Dataset records

## begin

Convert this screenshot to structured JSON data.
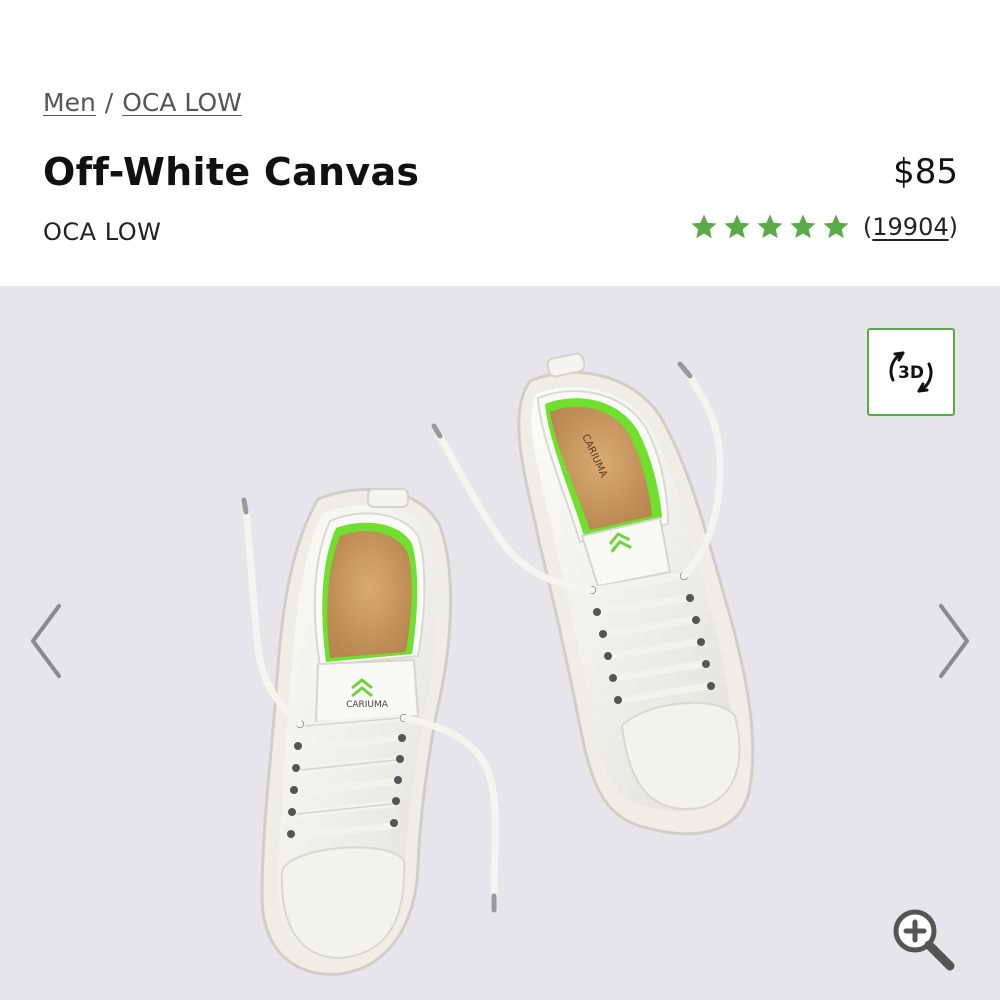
{
  "breadcrumb": {
    "items": [
      {
        "label": "Men"
      },
      {
        "label": "OCA LOW"
      }
    ],
    "separator": "/"
  },
  "product": {
    "title": "Off-White Canvas",
    "model": "OCA LOW",
    "price": "$85",
    "rating": {
      "stars": 5,
      "reviews_open": "(",
      "reviews_count": "19904",
      "reviews_close": ")"
    }
  },
  "gallery": {
    "button_3d_label": "3D",
    "brand_print": "CARIUMA",
    "icons": {
      "prev": "chevron-left-icon",
      "next": "chevron-right-icon",
      "view_3d": "rotate-3d-icon",
      "zoom": "zoom-in-icon"
    }
  },
  "colors": {
    "star": "#5aab45",
    "border_3d": "#5aab45",
    "gallery_bg": "#e6e6ea",
    "insole_accent": "#6ee02d",
    "cork": "#c99a62"
  }
}
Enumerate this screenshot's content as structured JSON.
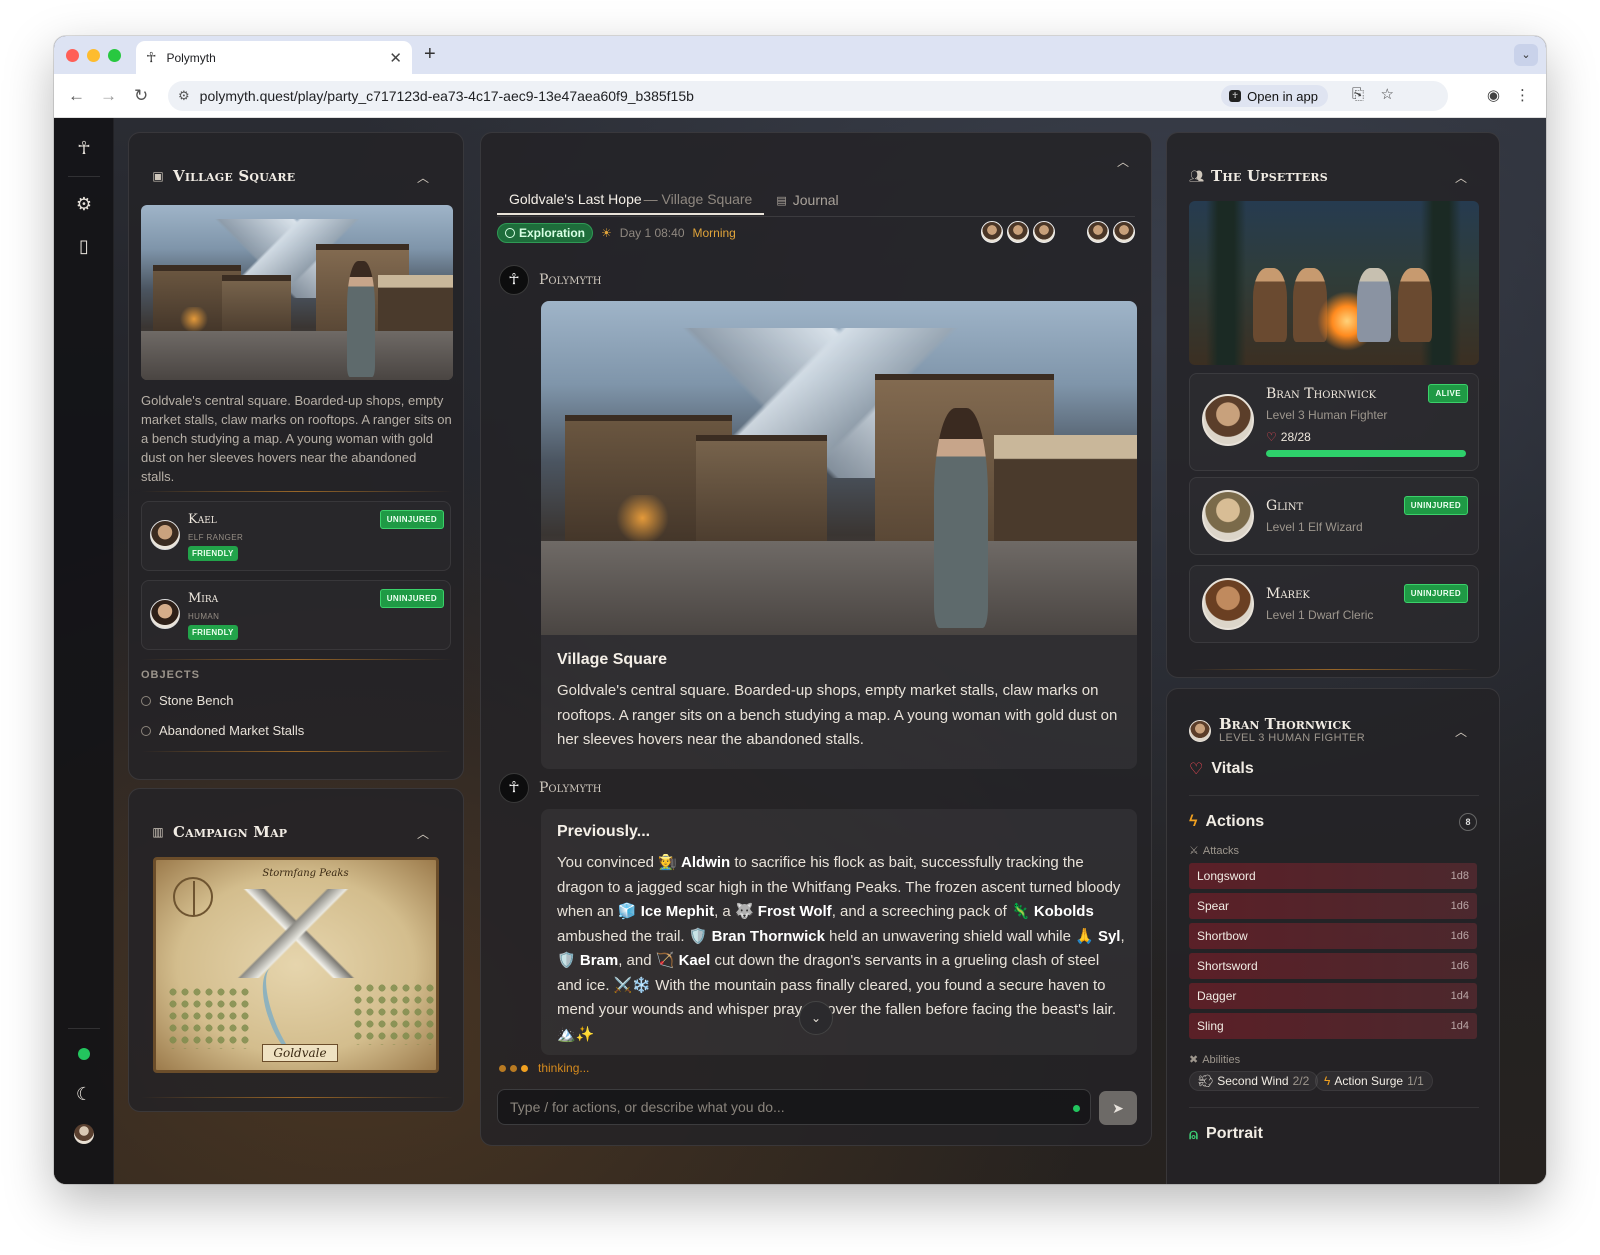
{
  "browser": {
    "tab_title": "Polymyth",
    "tab_close": "✕",
    "new_tab": "+",
    "url": "polymyth.quest/play/party_c717123d-ea73-4c17-aec9-13e47aea60f9_b385f15b",
    "open_in_app": "Open in app"
  },
  "left": {
    "scene": {
      "title": "Village Square",
      "description": "Goldvale's central square. Boarded-up shops, empty market stalls, claw marks on rooftops. A ranger sits on a bench studying a map. A young woman with gold dust on her sleeves hovers near the abandoned stalls.",
      "npcs": [
        {
          "name": "Kael",
          "subtitle": "ELF RANGER",
          "disposition": "FRIENDLY",
          "status": "UNINJURED"
        },
        {
          "name": "Mira",
          "subtitle": "HUMAN",
          "disposition": "FRIENDLY",
          "status": "UNINJURED"
        }
      ],
      "objects_label": "OBJECTS",
      "objects": [
        "Stone Bench",
        "Abandoned Market Stalls"
      ]
    },
    "map": {
      "title": "Campaign Map",
      "labels": {
        "peaks": "Stormfang Peaks",
        "town": "Goldvale"
      }
    }
  },
  "center": {
    "tab_active": "Goldvale's Last Hope",
    "tab_active_suffix": "— Village Square",
    "tab_journal": "Journal",
    "status": {
      "mode": "Exploration",
      "day_time": "Day 1 08:40",
      "period": "Morning"
    },
    "messages": [
      {
        "author": "Polymyth",
        "title": "Village Square",
        "text": "Goldvale's central square. Boarded-up shops, empty market stalls, claw marks on rooftops. A ranger sits on a bench studying a map. A young woman with gold dust on her sleeves hovers near the abandoned stalls."
      },
      {
        "author": "Polymyth",
        "title": "Previously...",
        "parts": {
          "p1": "You convinced 🧑‍🌾 ",
          "aldwin": "Aldwin",
          "p2": " to sacrifice his flock as bait, successfully tracking the dragon to a jagged scar high in the Whitfang Peaks. The frozen ascent turned bloody when an 🧊 ",
          "ice_mephit": "Ice Mephit",
          "p3": ", a 🐺 ",
          "frost_wolf": "Frost Wolf",
          "p4": ", and a screeching pack of 🦎 ",
          "kobolds": "Kobolds",
          "p5": " ambushed the trail. 🛡️ ",
          "bran": "Bran Thornwick",
          "p6": " held an unwavering shield wall while 🙏 ",
          "syl": "Syl",
          "p7": ", 🛡️ ",
          "bram": "Bram",
          "p8": ", and 🏹 ",
          "kael": "Kael",
          "p9": " cut down the dragon's servants in a grueling clash of steel and ice. ⚔️❄️ With the mountain pass finally cleared, you found a secure haven to mend your wounds and whisper prayers over the fallen before facing the beast's lair. 🏔️✨"
        }
      }
    ],
    "thinking": "thinking...",
    "input_placeholder": "Type / for actions, or describe what you do..."
  },
  "right": {
    "party": {
      "title": "The Upsetters",
      "members": [
        {
          "name": "Bran Thornwick",
          "desc": "Level 3 Human Fighter",
          "status": "ALIVE",
          "hp": "28/28",
          "hp_fraction": 1.0
        },
        {
          "name": "Glint",
          "desc": "Level 1 Elf Wizard",
          "status": "UNINJURED"
        },
        {
          "name": "Marek",
          "desc": "Level 1 Dwarf Cleric",
          "status": "UNINJURED"
        }
      ]
    },
    "sheet": {
      "name": "Bran Thornwick",
      "subtitle": "LEVEL 3 HUMAN FIGHTER",
      "vitals": "Vitals",
      "actions": "Actions",
      "actions_count": "8",
      "attacks_label": "Attacks",
      "attacks": [
        {
          "name": "Longsword",
          "die": "1d8"
        },
        {
          "name": "Spear",
          "die": "1d6"
        },
        {
          "name": "Shortbow",
          "die": "1d6"
        },
        {
          "name": "Shortsword",
          "die": "1d6"
        },
        {
          "name": "Dagger",
          "die": "1d4"
        },
        {
          "name": "Sling",
          "die": "1d4"
        }
      ],
      "abilities_label": "Abilities",
      "abilities": [
        {
          "name": "Second Wind",
          "uses": "2/2"
        },
        {
          "name": "Action Surge",
          "uses": "1/1"
        }
      ],
      "portrait": "Portrait"
    }
  },
  "colors": {
    "accent_amber": "#e0a43a",
    "status_green": "#22c55e",
    "danger_red": "#ff4d5a"
  }
}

## end

Set the entries down again exactly. Do not include the images.

Convert this screenshot to structured JSON data.
{
  "breadcrumb": {
    "items": [
      {
        "label": "Men"
      },
      {
        "label": "OCA LOW"
      }
    ],
    "separator": "/"
  },
  "product": {
    "title": "Off-White Canvas",
    "model": "OCA LOW",
    "price": "$85",
    "rating": {
      "stars": 5,
      "reviews_open": "(",
      "reviews_count": "19904",
      "reviews_close": ")"
    }
  },
  "gallery": {
    "button_3d_label": "3D",
    "brand_print": "CARIUMA",
    "icons": {
      "prev": "chevron-left-icon",
      "next": "chevron-right-icon",
      "view_3d": "rotate-3d-icon",
      "zoom": "zoom-in-icon"
    }
  },
  "colors": {
    "star": "#5aab45",
    "border_3d": "#5aab45",
    "gallery_bg": "#e6e6ea",
    "insole_accent": "#6ee02d",
    "cork": "#c99a62"
  }
}
Enumerate this screenshot's content as structured JSON.
{
  "browser": {
    "tab_title": "Polymyth",
    "tab_close": "✕",
    "new_tab": "+",
    "url": "polymyth.quest/play/party_c717123d-ea73-4c17-aec9-13e47aea60f9_b385f15b",
    "open_in_app": "Open in app"
  },
  "left": {
    "scene": {
      "title": "Village Square",
      "description": "Goldvale's central square. Boarded-up shops, empty market stalls, claw marks on rooftops. A ranger sits on a bench studying a map. A young woman with gold dust on her sleeves hovers near the abandoned stalls.",
      "npcs": [
        {
          "name": "Kael",
          "subtitle": "ELF RANGER",
          "disposition": "FRIENDLY",
          "status": "UNINJURED"
        },
        {
          "name": "Mira",
          "subtitle": "HUMAN",
          "disposition": "FRIENDLY",
          "status": "UNINJURED"
        }
      ],
      "objects_label": "OBJECTS",
      "objects": [
        "Stone Bench",
        "Abandoned Market Stalls"
      ]
    },
    "map": {
      "title": "Campaign Map",
      "labels": {
        "peaks": "Stormfang Peaks",
        "town": "Goldvale"
      }
    }
  },
  "center": {
    "tab_active": "Goldvale's Last Hope",
    "tab_active_suffix": "— Village Square",
    "tab_journal": "Journal",
    "status": {
      "mode": "Exploration",
      "day_time": "Day 1 08:40",
      "period": "Morning"
    },
    "messages": [
      {
        "author": "Polymyth",
        "title": "Village Square",
        "text": "Goldvale's central square. Boarded-up shops, empty market stalls, claw marks on rooftops. A ranger sits on a bench studying a map. A young woman with gold dust on her sleeves hovers near the abandoned stalls."
      },
      {
        "author": "Polymyth",
        "title": "Previously...",
        "parts": {
          "p1": "You convinced 🧑‍🌾 ",
          "aldwin": "Aldwin",
          "p2": " to sacrifice his flock as bait, successfully tracking the dragon to a jagged scar high in the Whitfang Peaks. The frozen ascent turned bloody when an 🧊 ",
          "ice_mephit": "Ice Mephit",
          "p3": ", a 🐺 ",
          "frost_wolf": "Frost Wolf",
          "p4": ", and a screeching pack of 🦎 ",
          "kobolds": "Kobolds",
          "p5": " ambushed the trail. 🛡️ ",
          "bran": "Bran Thornwick",
          "p6": " held an unwavering shield wall while 🙏 ",
          "syl": "Syl",
          "p7": ", 🛡️ ",
          "bram": "Bram",
          "p8": ", and 🏹 ",
          "kael": "Kael",
          "p9": " cut down the dragon's servants in a grueling clash of steel and ice. ⚔️❄️ With the mountain pass finally cleared, you found a secure haven to mend your wounds and whisper prayers over the fallen before facing the beast's lair. 🏔️✨"
        }
      }
    ],
    "thinking": "thinking...",
    "input_placeholder": "Type / for actions, or describe what you do..."
  },
  "right": {
    "party": {
      "title": "The Upsetters",
      "members": [
        {
          "name": "Bran Thornwick",
          "desc": "Level 3 Human Fighter",
          "status": "ALIVE",
          "hp": "28/28",
          "hp_fraction": 1.0
        },
        {
          "name": "Glint",
          "desc": "Level 1 Elf Wizard",
          "status": "UNINJURED"
        },
        {
          "name": "Marek",
          "desc": "Level 1 Dwarf Cleric",
          "status": "UNINJURED"
        }
      ]
    },
    "sheet": {
      "name": "Bran Thornwick",
      "subtitle": "LEVEL 3 HUMAN FIGHTER",
      "vitals": "Vitals",
      "actions": "Actions",
      "actions_count": "8",
      "attacks_label": "Attacks",
      "attacks": [
        {
          "name": "Longsword",
          "die": "1d8"
        },
        {
          "name": "Spear",
          "die": "1d6"
        },
        {
          "name": "Shortbow",
          "die": "1d6"
        },
        {
          "name": "Shortsword",
          "die": "1d6"
        },
        {
          "name": "Dagger",
          "die": "1d4"
        },
        {
          "name": "Sling",
          "die": "1d4"
        }
      ],
      "abilities_label": "Abilities",
      "abilities": [
        {
          "name": "Second Wind",
          "uses": "2/2"
        },
        {
          "name": "Action Surge",
          "uses": "1/1"
        }
      ],
      "portrait": "Portrait"
    }
  },
  "colors": {
    "accent_amber": "#e0a43a",
    "status_green": "#22c55e",
    "danger_red": "#ff4d5a"
  }
}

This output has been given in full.